• [Given exercise] Check every line of the data below for the string "title", and copy the ones that hold it.

** START **

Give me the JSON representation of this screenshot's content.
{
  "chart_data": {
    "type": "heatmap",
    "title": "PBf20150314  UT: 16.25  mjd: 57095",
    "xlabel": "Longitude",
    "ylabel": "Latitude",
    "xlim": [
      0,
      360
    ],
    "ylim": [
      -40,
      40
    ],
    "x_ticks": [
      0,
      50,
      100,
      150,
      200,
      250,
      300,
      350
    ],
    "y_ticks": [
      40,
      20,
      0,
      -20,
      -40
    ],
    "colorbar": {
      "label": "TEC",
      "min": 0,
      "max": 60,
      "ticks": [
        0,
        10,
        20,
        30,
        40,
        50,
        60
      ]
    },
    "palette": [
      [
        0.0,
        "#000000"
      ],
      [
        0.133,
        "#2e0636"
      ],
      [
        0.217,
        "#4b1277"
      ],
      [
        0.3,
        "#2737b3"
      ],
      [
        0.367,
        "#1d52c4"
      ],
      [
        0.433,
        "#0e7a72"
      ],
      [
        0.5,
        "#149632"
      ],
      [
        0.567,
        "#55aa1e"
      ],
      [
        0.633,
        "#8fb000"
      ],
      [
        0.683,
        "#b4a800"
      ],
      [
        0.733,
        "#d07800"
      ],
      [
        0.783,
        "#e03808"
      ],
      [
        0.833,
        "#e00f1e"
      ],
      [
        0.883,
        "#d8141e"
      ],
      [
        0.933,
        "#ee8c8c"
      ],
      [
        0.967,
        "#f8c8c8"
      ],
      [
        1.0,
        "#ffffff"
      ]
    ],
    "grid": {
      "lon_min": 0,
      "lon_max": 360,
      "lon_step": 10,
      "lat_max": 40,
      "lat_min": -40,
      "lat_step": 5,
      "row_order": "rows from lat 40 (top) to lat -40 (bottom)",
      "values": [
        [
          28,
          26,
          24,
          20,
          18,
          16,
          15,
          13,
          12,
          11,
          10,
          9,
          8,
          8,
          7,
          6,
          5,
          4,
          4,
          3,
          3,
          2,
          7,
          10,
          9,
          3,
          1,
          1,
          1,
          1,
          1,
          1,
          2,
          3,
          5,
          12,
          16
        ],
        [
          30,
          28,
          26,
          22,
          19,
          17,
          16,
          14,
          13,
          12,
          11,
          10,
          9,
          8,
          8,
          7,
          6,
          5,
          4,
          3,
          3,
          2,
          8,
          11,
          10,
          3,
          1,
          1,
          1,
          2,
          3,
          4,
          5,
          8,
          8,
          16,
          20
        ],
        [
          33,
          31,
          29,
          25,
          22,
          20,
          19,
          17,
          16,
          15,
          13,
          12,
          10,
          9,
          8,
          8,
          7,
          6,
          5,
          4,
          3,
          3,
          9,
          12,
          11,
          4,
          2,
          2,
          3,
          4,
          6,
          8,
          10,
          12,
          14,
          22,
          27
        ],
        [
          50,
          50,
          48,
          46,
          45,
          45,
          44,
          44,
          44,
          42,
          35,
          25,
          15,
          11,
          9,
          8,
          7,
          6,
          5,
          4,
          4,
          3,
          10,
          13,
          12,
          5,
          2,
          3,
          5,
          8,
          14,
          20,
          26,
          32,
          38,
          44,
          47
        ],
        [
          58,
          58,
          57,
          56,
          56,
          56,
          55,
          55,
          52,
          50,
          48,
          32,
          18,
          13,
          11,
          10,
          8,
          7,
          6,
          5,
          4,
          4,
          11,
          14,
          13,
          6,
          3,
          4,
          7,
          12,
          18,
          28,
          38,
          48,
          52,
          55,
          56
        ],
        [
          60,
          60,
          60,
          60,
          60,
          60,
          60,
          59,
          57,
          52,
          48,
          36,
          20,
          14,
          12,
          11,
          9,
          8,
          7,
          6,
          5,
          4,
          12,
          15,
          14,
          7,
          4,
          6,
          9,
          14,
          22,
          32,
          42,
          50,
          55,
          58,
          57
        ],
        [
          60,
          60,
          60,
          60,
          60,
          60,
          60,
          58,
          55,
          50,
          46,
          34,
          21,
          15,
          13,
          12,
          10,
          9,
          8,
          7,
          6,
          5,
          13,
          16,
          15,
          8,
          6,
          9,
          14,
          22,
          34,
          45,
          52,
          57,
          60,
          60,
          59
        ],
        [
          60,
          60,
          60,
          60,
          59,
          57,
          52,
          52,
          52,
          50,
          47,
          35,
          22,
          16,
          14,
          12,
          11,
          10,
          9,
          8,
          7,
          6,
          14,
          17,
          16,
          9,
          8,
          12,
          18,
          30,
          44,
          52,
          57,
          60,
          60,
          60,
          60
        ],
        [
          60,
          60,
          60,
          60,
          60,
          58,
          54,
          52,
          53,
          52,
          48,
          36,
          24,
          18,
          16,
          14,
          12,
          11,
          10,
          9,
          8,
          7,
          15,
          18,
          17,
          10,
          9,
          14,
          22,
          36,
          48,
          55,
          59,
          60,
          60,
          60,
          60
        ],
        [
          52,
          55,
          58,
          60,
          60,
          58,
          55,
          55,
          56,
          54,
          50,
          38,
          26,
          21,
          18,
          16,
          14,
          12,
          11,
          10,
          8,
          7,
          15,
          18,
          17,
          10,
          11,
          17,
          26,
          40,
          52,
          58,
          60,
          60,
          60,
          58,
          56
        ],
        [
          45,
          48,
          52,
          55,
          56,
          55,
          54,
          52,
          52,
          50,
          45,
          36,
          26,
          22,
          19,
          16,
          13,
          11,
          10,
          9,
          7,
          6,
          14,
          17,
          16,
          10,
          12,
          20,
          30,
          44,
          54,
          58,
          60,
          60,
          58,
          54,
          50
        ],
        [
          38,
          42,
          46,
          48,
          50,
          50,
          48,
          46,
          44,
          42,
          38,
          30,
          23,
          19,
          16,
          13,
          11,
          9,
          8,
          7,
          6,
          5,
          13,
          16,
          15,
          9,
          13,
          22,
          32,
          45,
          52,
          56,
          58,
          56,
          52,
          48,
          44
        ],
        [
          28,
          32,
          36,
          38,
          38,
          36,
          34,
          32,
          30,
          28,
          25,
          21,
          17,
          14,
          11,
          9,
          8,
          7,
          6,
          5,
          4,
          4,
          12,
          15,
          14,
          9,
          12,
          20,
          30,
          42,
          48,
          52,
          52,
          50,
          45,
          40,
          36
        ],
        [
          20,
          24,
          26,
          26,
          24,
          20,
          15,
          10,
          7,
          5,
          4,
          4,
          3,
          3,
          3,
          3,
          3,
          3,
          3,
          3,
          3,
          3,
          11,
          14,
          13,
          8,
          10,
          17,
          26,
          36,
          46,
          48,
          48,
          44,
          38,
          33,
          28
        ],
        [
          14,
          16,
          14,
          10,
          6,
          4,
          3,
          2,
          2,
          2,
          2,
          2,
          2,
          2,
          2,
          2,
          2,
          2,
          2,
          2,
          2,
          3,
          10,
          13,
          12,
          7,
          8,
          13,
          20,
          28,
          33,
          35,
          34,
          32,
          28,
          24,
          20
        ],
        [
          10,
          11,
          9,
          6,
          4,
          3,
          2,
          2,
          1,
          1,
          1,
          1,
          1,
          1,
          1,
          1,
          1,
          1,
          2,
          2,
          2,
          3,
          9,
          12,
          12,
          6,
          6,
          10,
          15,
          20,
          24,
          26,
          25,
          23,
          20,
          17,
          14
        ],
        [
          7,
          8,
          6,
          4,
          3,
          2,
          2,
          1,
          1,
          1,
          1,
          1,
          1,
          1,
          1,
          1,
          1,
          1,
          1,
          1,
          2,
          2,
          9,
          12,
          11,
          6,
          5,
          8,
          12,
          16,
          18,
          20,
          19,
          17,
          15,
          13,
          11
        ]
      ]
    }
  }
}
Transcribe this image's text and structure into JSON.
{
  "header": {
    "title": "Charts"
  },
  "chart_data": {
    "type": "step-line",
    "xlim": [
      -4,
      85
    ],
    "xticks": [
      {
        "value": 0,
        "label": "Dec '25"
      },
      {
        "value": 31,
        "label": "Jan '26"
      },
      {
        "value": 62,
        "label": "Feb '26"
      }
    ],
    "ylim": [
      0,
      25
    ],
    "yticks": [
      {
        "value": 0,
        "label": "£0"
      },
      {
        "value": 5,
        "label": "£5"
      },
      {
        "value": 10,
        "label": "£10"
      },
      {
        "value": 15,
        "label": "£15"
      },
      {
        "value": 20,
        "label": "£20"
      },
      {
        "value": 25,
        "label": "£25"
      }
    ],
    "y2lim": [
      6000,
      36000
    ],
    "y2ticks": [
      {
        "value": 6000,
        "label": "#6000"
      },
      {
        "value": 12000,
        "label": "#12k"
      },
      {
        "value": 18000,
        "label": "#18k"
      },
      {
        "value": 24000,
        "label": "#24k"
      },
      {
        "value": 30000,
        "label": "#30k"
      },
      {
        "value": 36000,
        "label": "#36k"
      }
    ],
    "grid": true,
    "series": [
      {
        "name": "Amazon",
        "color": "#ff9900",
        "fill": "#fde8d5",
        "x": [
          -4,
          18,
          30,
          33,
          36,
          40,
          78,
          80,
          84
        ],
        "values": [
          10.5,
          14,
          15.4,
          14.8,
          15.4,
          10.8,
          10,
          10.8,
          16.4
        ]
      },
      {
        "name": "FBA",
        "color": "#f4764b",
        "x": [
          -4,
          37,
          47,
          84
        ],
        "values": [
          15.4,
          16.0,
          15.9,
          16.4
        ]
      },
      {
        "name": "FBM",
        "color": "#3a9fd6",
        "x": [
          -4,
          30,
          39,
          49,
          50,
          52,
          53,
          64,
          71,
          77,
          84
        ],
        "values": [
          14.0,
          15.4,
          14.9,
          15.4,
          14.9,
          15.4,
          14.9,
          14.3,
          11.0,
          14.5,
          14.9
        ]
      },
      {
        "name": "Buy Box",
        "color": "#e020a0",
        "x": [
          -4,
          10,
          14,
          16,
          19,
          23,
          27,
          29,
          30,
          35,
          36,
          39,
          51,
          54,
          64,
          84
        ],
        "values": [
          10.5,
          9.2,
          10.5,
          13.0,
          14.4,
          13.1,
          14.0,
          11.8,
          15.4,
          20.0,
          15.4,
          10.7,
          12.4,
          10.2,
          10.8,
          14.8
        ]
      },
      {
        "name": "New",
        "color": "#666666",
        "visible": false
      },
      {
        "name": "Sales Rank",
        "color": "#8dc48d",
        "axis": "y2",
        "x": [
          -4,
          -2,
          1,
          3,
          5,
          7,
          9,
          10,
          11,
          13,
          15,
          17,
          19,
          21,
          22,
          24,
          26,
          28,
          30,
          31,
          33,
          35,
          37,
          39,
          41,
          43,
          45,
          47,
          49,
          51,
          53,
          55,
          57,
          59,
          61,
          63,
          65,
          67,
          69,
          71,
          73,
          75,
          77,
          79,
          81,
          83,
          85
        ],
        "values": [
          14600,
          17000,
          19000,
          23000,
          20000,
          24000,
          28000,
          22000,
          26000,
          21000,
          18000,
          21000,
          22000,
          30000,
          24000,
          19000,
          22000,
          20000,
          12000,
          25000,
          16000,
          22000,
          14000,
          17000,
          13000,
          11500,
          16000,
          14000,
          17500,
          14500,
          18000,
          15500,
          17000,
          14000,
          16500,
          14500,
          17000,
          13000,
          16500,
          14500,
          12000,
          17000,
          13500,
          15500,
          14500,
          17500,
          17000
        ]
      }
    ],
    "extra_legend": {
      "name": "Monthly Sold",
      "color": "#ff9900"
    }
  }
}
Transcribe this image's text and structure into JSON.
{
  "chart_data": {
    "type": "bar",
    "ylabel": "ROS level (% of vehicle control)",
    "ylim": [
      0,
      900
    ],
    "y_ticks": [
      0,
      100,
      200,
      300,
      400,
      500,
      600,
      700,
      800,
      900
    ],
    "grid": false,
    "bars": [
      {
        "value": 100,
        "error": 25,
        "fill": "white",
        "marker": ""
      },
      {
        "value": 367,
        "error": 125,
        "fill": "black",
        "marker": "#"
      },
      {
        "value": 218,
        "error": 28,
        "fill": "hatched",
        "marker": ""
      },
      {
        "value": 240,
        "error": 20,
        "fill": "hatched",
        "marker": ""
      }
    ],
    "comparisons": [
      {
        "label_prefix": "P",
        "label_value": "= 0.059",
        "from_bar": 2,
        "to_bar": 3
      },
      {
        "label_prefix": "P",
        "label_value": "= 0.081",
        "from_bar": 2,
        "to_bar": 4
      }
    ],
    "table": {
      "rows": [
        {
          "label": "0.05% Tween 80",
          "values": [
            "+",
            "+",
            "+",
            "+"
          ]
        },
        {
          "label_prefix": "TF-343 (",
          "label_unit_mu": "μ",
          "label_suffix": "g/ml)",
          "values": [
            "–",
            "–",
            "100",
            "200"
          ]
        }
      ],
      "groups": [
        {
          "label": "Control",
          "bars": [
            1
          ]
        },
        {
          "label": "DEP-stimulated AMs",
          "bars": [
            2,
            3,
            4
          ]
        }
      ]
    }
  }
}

** END **

• [The answer]
    "title": "PBf20150314  UT: 16.25  mjd: 57095",
    "title": "Charts"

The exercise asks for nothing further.